-- Records for this exercise start --

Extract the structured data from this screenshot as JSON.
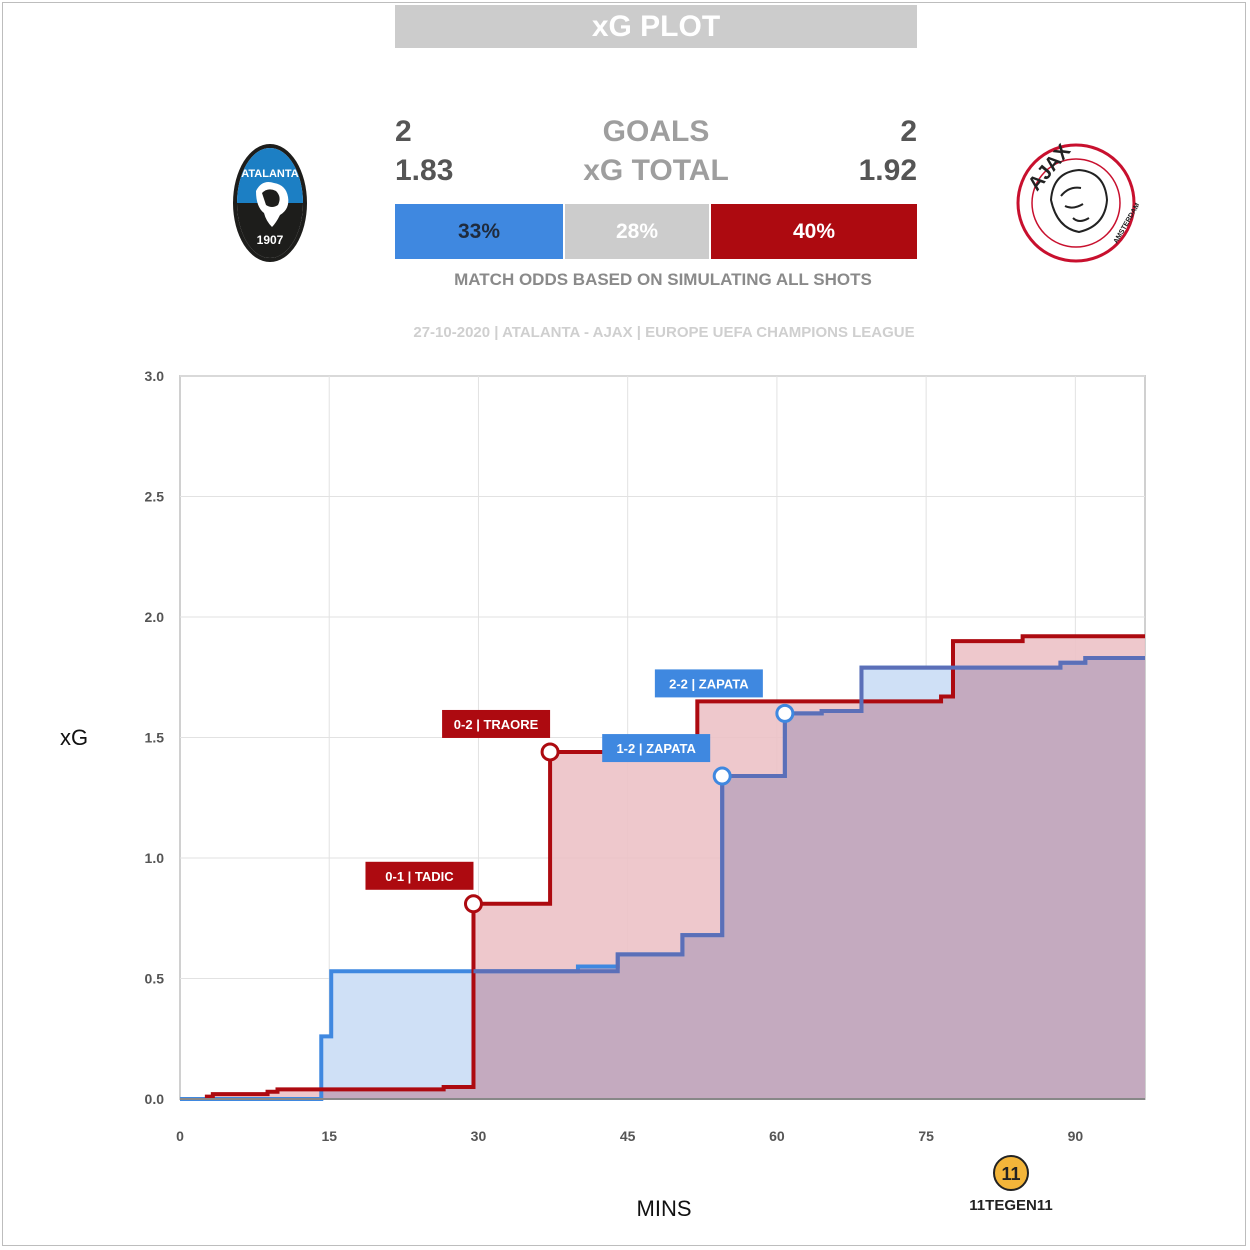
{
  "header": {
    "title": "xG PLOT"
  },
  "stats": {
    "home_goals": "2",
    "away_goals": "2",
    "goals_label": "GOALS",
    "home_xg": "1.83",
    "away_xg": "1.92",
    "xg_label": "xG TOTAL"
  },
  "odds": {
    "home": "33%",
    "draw": "28%",
    "away": "40%",
    "caption": "MATCH ODDS BASED ON SIMULATING ALL SHOTS"
  },
  "match_info": "27-10-2020 | ATALANTA - AJAX | EUROPE UEFA CHAMPIONS LEAGUE",
  "teams": {
    "home": {
      "name": "ATALANTA",
      "crest_text": "ATALANTA",
      "crest_year": "1907",
      "color": "#3f88e0"
    },
    "away": {
      "name": "AJAX",
      "crest_text": "AJAX",
      "crest_sub": "AMSTERDAM",
      "color": "#ad0a10"
    }
  },
  "brand": {
    "text": "11TEGEN11",
    "mark": "11"
  },
  "chart_data": {
    "type": "line",
    "title": "",
    "xlabel": "MINS",
    "ylabel": "xG",
    "xlim": [
      0,
      97
    ],
    "ylim": [
      0,
      3.0
    ],
    "x_ticks": [
      0,
      15,
      30,
      45,
      60,
      75,
      90
    ],
    "y_ticks": [
      0.0,
      0.5,
      1.0,
      1.5,
      2.0,
      2.5,
      3.0
    ],
    "y_tick_labels": [
      "0.0",
      "0.5",
      "1.0",
      "1.5",
      "2.0",
      "2.5",
      "3.0"
    ],
    "grid": true,
    "series": [
      {
        "team": "home",
        "color": "#3f88e0",
        "lineColor": "#3f88e0",
        "lateColor": "#5b6fb8",
        "fill": "#cfe0f6",
        "steps": [
          [
            0,
            0.0
          ],
          [
            14.2,
            0.26
          ],
          [
            15.2,
            0.53
          ],
          [
            40,
            0.55
          ],
          [
            44,
            0.6
          ],
          [
            50.5,
            0.68
          ],
          [
            54.5,
            1.34
          ],
          [
            60.8,
            1.6
          ],
          [
            64.5,
            1.61
          ],
          [
            68.5,
            1.79
          ],
          [
            88.5,
            1.81
          ],
          [
            91,
            1.83
          ],
          [
            97,
            1.83
          ]
        ]
      },
      {
        "team": "away",
        "color": "#ad0a10",
        "lineColor": "#ad0a10",
        "fill": "#ecc2c6",
        "steps": [
          [
            2.5,
            0.01
          ],
          [
            3.3,
            0.02
          ],
          [
            8.8,
            0.03
          ],
          [
            9.8,
            0.04
          ],
          [
            26.5,
            0.05
          ],
          [
            29.5,
            0.81
          ],
          [
            37.2,
            1.44
          ],
          [
            52,
            1.65
          ],
          [
            76.5,
            1.67
          ],
          [
            77.7,
            1.9
          ],
          [
            84.7,
            1.92
          ],
          [
            97,
            1.92
          ]
        ]
      }
    ],
    "goals": [
      {
        "team": "away",
        "minute": 29.5,
        "xg": 0.81,
        "label": "0-1 | TADIC"
      },
      {
        "team": "away",
        "minute": 37.2,
        "xg": 1.44,
        "label": "0-2 | TRAORE"
      },
      {
        "team": "home",
        "minute": 54.5,
        "xg": 1.34,
        "label": "1-2 | ZAPATA"
      },
      {
        "team": "home",
        "minute": 60.8,
        "xg": 1.6,
        "label": "2-2 | ZAPATA"
      }
    ]
  }
}
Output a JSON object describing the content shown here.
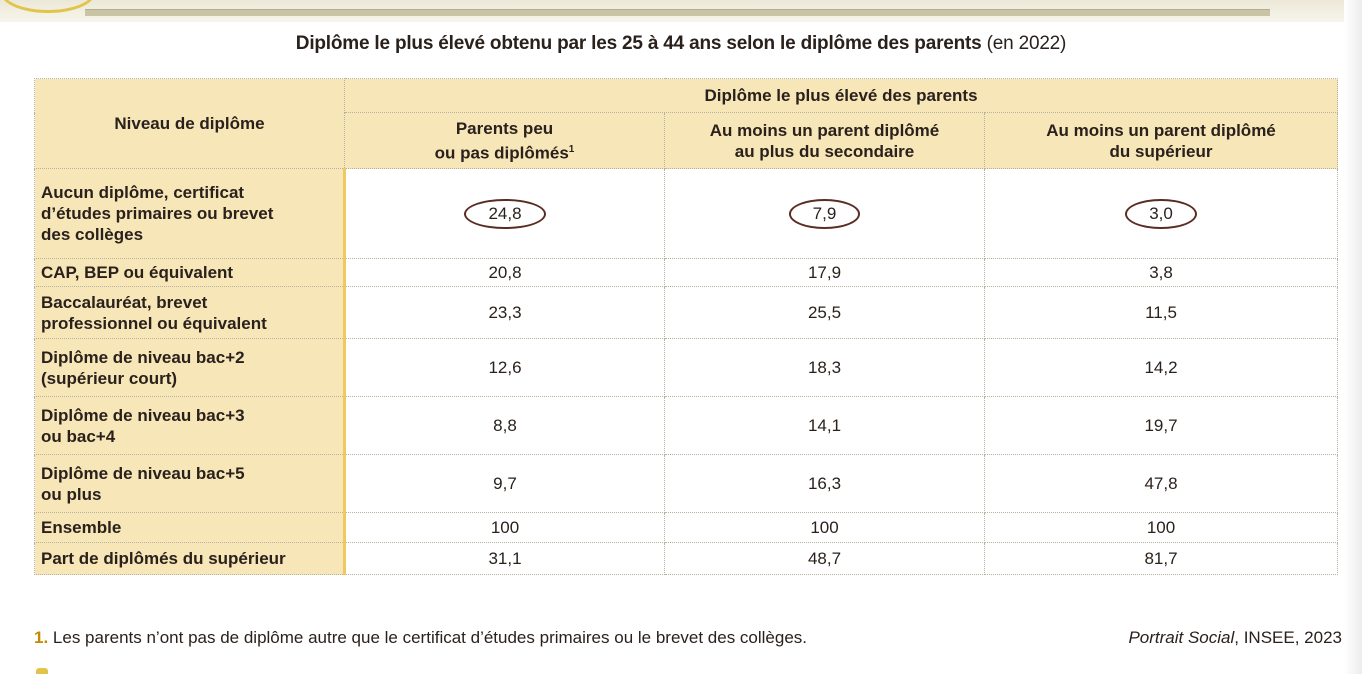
{
  "title": {
    "bold": "Diplôme le plus élevé obtenu par les 25 à 44 ans selon le diplôme des parents",
    "paren": "(en 2022)"
  },
  "table": {
    "row_header": "Niveau de diplôme",
    "group_header": "Diplôme le plus élevé des parents",
    "columns": [
      {
        "line1": "Parents peu",
        "line2": "ou pas diplômés",
        "sup": "1"
      },
      {
        "line1": "Au moins un parent diplômé",
        "line2": "au plus du secondaire",
        "sup": ""
      },
      {
        "line1": "Au moins un parent diplômé",
        "line2": "du supérieur",
        "sup": ""
      }
    ],
    "rows": [
      {
        "label": [
          "Aucun diplôme, certificat",
          "d’études primaires ou brevet",
          "des collèges"
        ],
        "values": [
          "24,8",
          "7,9",
          "3,0"
        ],
        "circled": true
      },
      {
        "label": [
          "CAP, BEP ou équivalent"
        ],
        "values": [
          "20,8",
          "17,9",
          "3,8"
        ]
      },
      {
        "label": [
          "Baccalauréat, brevet",
          "professionnel ou équivalent"
        ],
        "values": [
          "23,3",
          "25,5",
          "11,5"
        ]
      },
      {
        "label": [
          "Diplôme de niveau bac+2",
          "(supérieur court)"
        ],
        "values": [
          "12,6",
          "18,3",
          "14,2"
        ]
      },
      {
        "label": [
          "Diplôme de niveau bac+3",
          "ou bac+4"
        ],
        "values": [
          "8,8",
          "14,1",
          "19,7"
        ]
      },
      {
        "label": [
          "Diplôme de niveau bac+5",
          "ou plus"
        ],
        "values": [
          "9,7",
          "16,3",
          "47,8"
        ]
      },
      {
        "label": [
          "Ensemble"
        ],
        "values": [
          "100",
          "100",
          "100"
        ]
      },
      {
        "label": [
          "Part de diplômés du supérieur"
        ],
        "values": [
          "31,1",
          "48,7",
          "81,7"
        ]
      }
    ]
  },
  "footnote": {
    "number": "1.",
    "text": "Les parents n’ont pas de diplôme autre que le certificat d’études primaires ou le brevet des collèges."
  },
  "source": {
    "italic": "Portrait Social",
    "rest": ", INSEE, 2023"
  },
  "colors": {
    "header_fill": "#f6e6b8",
    "accent_border": "#f0c95e",
    "oval_stroke": "#5a2c22",
    "footnote_number": "#c48a00"
  }
}
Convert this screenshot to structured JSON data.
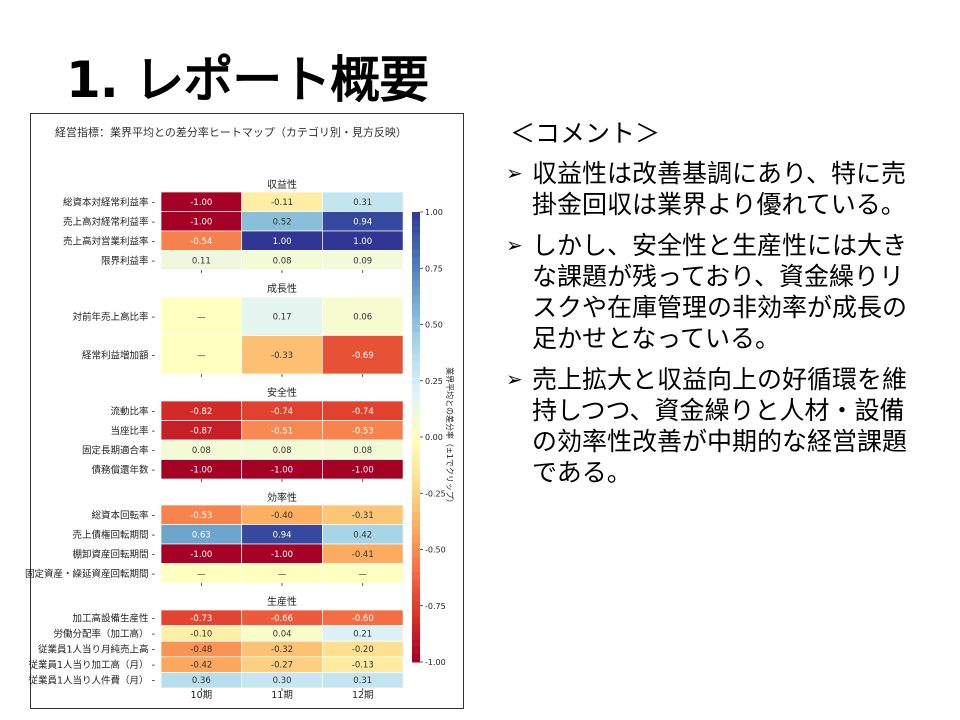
{
  "slide_title": "1. レポート概要",
  "comments": {
    "heading": "＜コメント＞",
    "bullet_icon": "arrow-bullet-icon",
    "items": [
      "収益性は改善基調にあり、特に売掛金回収は業界より優れている。",
      "しかし、安全性と生産性には大きな課題が残っており、資金繰りリスクや在庫管理の非効率が成長の足かせとなっている。",
      "売上拡大と収益向上の好循環を維持しつつ、資金繰りと人材・設備の効率性改善が中期的な経営課題である。"
    ]
  },
  "chart_data": {
    "type": "heatmap",
    "title": "経営指標：業界平均との差分率ヒートマップ（カテゴリ別・見方反映）",
    "categories": [
      "10期",
      "11期",
      "12期"
    ],
    "missing_label": "—",
    "colormap": "RdYlBu",
    "colorbar": {
      "label": "業界平均との差分率（±1でクリップ）",
      "range": [
        -1,
        1
      ],
      "ticks": [
        "1.00",
        "0.75",
        "0.50",
        "0.25",
        "0.00",
        "-0.25",
        "-0.50",
        "-0.75",
        "-1.00"
      ]
    },
    "groups": [
      {
        "name": "収益性",
        "rows": [
          {
            "label": "総資本対経常利益率",
            "values": [
              -1.0,
              -0.11,
              0.31
            ]
          },
          {
            "label": "売上高対経常利益率",
            "values": [
              -1.0,
              0.52,
              0.94
            ]
          },
          {
            "label": "売上高対営業利益率",
            "values": [
              -0.54,
              1.0,
              1.0
            ]
          },
          {
            "label": "限界利益率",
            "values": [
              0.11,
              0.08,
              0.09
            ]
          }
        ]
      },
      {
        "name": "成長性",
        "rows": [
          {
            "label": "対前年売上高比率",
            "values": [
              null,
              0.17,
              0.06
            ]
          },
          {
            "label": "経常利益増加額",
            "values": [
              null,
              -0.33,
              -0.69
            ]
          }
        ]
      },
      {
        "name": "安全性",
        "rows": [
          {
            "label": "流動比率",
            "values": [
              -0.82,
              -0.74,
              -0.74
            ]
          },
          {
            "label": "当座比率",
            "values": [
              -0.87,
              -0.51,
              -0.53
            ]
          },
          {
            "label": "固定長期適合率",
            "values": [
              0.08,
              0.08,
              0.08
            ]
          },
          {
            "label": "債務償還年数",
            "values": [
              -1.0,
              -1.0,
              -1.0
            ]
          }
        ]
      },
      {
        "name": "効率性",
        "rows": [
          {
            "label": "総資本回転率",
            "values": [
              -0.53,
              -0.4,
              -0.31
            ]
          },
          {
            "label": "売上債権回転期間",
            "values": [
              0.63,
              0.94,
              0.42
            ]
          },
          {
            "label": "棚卸資産回転期間",
            "values": [
              -1.0,
              -1.0,
              -0.41
            ]
          },
          {
            "label": "固定資産・繰延資産回転期間",
            "values": [
              null,
              null,
              null
            ]
          }
        ]
      },
      {
        "name": "生産性",
        "rows": [
          {
            "label": "加工高設備生産性",
            "values": [
              -0.73,
              -0.66,
              -0.6
            ]
          },
          {
            "label": "労働分配率（加工高）",
            "values": [
              -0.1,
              0.04,
              0.21
            ]
          },
          {
            "label": "従業員1人当り月純売上高",
            "values": [
              -0.48,
              -0.32,
              -0.2
            ]
          },
          {
            "label": "従業員1人当り加工高（月）",
            "values": [
              -0.42,
              -0.27,
              -0.13
            ]
          },
          {
            "label": "従業員1人当り人件費（月）",
            "values": [
              0.36,
              0.3,
              0.31
            ]
          }
        ]
      }
    ]
  }
}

-- Records for this exercise end --

In the entries above, locate every line with the word "AJAX" and copy it.

  "match_info": "27-10-2020 | ATALANTA - AJAX | EUROPE UEFA CHAMPIONS LEAGUE",
      "name": "AJAX",
      "crest_text": "AJAX",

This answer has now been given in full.